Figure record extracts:
>> START
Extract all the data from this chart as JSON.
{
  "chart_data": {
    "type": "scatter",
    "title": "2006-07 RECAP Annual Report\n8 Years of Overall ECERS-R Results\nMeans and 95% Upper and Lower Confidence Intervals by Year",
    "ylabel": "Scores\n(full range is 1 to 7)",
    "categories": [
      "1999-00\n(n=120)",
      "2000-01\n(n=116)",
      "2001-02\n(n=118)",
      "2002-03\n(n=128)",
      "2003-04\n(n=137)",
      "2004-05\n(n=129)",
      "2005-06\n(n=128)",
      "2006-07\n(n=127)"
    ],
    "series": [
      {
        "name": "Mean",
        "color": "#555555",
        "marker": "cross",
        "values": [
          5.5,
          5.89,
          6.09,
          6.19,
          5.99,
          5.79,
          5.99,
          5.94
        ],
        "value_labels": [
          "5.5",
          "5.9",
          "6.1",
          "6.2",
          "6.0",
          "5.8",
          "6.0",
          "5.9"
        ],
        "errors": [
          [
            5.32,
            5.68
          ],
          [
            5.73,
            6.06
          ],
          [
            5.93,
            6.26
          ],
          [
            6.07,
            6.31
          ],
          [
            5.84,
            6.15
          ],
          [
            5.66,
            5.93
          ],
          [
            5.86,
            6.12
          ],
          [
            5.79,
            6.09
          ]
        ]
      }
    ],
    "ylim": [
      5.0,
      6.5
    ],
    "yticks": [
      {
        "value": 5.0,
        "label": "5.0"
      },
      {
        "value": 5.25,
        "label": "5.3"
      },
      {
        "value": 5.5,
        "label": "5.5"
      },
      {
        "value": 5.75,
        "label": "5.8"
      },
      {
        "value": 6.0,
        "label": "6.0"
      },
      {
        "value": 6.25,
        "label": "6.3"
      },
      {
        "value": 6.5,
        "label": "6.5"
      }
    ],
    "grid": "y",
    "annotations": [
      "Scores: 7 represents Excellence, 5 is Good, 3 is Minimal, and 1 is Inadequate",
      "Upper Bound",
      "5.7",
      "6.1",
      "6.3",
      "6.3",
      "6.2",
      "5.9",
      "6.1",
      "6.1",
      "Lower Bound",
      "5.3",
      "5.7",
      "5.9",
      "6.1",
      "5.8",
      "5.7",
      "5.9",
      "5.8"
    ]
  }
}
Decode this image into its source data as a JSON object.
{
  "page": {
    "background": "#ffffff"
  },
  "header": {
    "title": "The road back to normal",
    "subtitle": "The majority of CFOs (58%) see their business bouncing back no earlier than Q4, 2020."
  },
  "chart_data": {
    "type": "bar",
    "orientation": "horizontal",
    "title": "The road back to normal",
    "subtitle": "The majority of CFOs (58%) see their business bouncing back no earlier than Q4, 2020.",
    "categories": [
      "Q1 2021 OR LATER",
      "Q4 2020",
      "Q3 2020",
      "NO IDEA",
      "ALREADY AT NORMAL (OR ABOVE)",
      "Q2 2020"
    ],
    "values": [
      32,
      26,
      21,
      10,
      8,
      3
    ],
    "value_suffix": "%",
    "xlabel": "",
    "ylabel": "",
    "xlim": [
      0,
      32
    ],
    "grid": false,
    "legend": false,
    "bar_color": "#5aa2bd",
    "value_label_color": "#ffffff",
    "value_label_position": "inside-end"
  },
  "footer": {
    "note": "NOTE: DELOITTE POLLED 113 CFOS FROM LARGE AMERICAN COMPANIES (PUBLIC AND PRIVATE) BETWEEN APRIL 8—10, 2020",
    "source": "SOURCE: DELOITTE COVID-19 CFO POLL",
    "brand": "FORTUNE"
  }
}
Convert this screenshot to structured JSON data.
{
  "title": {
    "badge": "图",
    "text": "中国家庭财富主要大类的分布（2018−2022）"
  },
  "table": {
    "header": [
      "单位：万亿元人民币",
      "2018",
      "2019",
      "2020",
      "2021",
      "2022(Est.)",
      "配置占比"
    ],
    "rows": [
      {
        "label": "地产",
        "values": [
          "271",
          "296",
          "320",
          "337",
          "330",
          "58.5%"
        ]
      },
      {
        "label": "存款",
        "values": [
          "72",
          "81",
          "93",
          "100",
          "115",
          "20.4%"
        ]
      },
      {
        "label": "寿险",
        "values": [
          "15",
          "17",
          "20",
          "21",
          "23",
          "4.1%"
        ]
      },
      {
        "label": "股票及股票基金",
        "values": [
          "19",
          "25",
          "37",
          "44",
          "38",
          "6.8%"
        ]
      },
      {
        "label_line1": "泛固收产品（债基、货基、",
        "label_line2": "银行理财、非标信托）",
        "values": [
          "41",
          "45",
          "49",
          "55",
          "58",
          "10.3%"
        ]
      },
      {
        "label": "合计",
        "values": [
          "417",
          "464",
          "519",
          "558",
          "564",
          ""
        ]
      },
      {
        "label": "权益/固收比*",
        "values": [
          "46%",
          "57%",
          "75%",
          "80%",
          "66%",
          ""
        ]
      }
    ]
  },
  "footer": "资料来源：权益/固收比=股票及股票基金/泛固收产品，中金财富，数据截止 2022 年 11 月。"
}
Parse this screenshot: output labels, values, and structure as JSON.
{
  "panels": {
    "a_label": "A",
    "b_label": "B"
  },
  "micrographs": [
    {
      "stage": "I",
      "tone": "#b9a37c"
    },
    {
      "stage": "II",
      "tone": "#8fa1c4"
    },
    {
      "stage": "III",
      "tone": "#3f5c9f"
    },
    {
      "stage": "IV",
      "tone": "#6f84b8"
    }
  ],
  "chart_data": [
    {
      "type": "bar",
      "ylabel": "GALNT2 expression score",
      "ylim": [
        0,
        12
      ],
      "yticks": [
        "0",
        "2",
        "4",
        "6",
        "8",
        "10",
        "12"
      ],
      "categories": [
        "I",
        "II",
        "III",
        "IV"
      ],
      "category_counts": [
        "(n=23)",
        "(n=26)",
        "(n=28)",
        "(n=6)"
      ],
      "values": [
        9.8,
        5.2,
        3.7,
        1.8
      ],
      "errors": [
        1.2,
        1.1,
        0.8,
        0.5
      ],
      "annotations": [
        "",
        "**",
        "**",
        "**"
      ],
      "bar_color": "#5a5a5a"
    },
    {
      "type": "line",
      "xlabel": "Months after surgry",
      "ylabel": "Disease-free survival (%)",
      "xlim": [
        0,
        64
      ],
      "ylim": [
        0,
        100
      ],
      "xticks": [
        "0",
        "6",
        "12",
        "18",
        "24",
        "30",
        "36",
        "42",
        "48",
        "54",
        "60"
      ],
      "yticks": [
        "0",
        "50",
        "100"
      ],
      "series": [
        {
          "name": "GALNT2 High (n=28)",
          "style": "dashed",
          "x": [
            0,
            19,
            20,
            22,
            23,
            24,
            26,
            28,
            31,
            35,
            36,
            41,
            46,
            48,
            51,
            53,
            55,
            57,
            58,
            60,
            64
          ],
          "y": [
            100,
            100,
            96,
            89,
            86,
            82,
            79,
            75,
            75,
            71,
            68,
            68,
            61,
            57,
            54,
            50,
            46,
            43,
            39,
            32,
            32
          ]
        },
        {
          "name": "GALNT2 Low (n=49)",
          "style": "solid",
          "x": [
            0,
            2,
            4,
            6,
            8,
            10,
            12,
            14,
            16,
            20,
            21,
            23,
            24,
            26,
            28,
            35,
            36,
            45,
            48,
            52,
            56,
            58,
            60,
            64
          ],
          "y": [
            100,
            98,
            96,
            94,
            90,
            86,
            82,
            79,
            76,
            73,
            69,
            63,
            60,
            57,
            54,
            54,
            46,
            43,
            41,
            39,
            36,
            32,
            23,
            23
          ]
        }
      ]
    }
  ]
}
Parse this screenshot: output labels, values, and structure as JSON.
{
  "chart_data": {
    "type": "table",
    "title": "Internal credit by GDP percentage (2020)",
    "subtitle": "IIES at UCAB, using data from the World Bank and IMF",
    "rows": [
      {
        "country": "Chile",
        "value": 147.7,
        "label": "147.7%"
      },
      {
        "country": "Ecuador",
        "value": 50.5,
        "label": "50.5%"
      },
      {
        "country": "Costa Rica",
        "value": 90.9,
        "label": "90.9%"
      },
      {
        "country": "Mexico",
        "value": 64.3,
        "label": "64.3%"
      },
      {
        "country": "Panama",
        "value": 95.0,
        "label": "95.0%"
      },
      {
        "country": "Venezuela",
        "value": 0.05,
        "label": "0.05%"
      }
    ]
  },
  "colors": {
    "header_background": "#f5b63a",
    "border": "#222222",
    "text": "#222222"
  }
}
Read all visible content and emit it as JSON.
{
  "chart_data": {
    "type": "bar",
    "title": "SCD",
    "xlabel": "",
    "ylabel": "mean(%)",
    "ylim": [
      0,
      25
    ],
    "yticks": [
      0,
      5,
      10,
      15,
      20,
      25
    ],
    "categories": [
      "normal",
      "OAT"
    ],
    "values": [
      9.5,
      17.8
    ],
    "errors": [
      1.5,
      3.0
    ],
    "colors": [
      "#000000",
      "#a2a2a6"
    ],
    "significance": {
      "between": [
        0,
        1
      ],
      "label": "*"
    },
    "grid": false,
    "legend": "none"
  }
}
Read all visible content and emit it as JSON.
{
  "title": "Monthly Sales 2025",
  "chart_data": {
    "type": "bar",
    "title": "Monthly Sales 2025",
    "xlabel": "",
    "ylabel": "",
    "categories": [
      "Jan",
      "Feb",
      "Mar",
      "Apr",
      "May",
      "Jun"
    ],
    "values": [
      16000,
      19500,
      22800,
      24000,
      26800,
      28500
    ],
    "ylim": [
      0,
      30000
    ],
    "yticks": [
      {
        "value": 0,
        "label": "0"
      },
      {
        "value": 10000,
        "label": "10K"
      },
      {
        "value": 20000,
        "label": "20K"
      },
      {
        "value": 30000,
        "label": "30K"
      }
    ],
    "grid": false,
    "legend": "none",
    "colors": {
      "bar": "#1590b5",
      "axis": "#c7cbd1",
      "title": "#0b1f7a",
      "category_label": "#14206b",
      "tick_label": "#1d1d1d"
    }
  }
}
>> END
* _Exercise_
Where a line above includes "footer", copy that line.

* _Response to this exercise_
  "footer": {
  "footer": "资料来源：权益/固收比=股票及股票基金/泛固收产品，中金财富，数据截止 2022 年 11 月。"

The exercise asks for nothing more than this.